Answer these from the passkeys article below:
(a) What does confirming a sign-in with a passkey usually involve on an iPhone?
(b) Which standards are passkeys based on?
(c) Where is the part of the key pair that does not stay on the device kept?
(Extract provided Opens)
Many people only think about account security when something goes wrong: a password reset email you never requested, an account lockout after too many tries, or a “Your password was found in a data leak” warning. Even strong passwords are hard to use consistently, especially across phone, tablet, and laptop.

Passkeys tackle that everyday problem from a different angle. Instead of remembering a secret string, you confirm a sign-in on a trusted device you already unlock several times a day. On iPhone this usually means Face ID or Touch ID; on Android it’s your fingerprint, face unlock, or device PIN.

The practical goal: get to a point where supported apps and websites let you sign in quickly, with fewer lockouts and better protection against phishing. The steps below work with current iOS and Android systems, even if menu names change slightly over time.

Basics and Overview: what passkeys do (and what they don’t)

A passkey is a modern sign-in method based on FIDO standards (often referred to as FIDO2/WebAuthn). In simple terms, your device creates a pair of cryptographic keys: one part stays on your device, the other part is stored by the service (for example a shop, email provider, or social network). When you sign in, your device proves it has the matching private key after you unlock it.
(Extract provided Closes)
(Records Opens)
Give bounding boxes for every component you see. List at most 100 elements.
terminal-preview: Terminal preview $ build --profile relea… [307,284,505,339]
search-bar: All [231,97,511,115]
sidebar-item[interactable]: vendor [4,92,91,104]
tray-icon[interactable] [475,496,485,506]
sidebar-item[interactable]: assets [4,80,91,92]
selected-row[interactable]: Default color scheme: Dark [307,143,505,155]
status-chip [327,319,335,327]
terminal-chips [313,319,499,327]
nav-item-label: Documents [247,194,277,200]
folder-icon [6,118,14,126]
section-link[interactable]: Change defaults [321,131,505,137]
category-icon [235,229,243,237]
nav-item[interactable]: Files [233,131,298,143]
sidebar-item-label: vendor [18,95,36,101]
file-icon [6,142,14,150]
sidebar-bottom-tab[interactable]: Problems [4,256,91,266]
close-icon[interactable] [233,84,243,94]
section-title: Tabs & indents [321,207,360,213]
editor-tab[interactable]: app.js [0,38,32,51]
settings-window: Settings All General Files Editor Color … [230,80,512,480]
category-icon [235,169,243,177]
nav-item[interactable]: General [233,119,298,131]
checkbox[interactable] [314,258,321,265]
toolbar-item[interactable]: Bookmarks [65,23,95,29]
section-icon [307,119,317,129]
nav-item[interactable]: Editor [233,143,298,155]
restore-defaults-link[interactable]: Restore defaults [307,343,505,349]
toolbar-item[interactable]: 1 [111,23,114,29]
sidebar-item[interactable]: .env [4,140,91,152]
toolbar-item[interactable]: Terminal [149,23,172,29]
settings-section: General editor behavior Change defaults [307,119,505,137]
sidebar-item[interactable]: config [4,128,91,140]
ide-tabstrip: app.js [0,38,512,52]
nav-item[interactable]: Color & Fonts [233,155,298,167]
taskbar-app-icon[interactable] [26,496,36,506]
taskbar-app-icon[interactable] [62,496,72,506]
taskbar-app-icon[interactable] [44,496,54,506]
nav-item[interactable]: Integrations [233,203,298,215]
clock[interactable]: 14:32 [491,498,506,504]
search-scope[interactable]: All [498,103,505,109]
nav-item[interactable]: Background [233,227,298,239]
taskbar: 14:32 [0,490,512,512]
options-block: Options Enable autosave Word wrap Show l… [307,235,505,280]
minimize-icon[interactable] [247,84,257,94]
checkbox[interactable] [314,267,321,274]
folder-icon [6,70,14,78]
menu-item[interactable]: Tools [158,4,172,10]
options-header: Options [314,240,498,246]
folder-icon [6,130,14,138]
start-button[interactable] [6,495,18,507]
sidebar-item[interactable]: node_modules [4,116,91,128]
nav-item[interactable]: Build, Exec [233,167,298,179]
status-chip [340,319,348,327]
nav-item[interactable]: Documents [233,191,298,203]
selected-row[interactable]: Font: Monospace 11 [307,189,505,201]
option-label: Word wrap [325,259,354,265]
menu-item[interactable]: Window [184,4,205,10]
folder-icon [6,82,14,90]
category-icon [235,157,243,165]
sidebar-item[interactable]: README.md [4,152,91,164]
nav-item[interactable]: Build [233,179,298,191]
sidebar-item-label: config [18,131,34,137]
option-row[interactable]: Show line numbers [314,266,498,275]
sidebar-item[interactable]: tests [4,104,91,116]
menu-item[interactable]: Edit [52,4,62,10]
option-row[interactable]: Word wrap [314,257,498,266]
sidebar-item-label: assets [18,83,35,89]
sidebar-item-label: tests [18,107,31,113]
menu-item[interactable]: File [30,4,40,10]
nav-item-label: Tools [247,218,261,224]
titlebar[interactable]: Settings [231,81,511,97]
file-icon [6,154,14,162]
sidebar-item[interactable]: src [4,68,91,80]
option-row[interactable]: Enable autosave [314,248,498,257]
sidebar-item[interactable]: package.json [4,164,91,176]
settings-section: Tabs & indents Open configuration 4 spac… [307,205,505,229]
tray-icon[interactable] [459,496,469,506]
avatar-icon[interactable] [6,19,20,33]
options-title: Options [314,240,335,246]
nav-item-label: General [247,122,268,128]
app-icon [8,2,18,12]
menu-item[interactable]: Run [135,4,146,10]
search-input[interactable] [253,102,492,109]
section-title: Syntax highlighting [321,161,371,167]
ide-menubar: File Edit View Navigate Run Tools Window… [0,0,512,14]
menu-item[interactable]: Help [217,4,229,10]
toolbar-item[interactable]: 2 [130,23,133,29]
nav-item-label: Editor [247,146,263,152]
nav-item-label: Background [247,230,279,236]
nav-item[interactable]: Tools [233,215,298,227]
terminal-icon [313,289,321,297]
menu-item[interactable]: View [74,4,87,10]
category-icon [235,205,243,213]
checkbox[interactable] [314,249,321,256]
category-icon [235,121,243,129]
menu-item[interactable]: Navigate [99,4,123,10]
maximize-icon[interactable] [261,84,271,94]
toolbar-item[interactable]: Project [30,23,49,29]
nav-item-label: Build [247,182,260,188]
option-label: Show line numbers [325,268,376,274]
(Records Closes)
Output:
(a) Face ID or Touch ID.
(b) FIDO standards, often referred to as FIDO2/WebAuthn.
(c) It is stored by the service, for example a shop, email provider, or social network.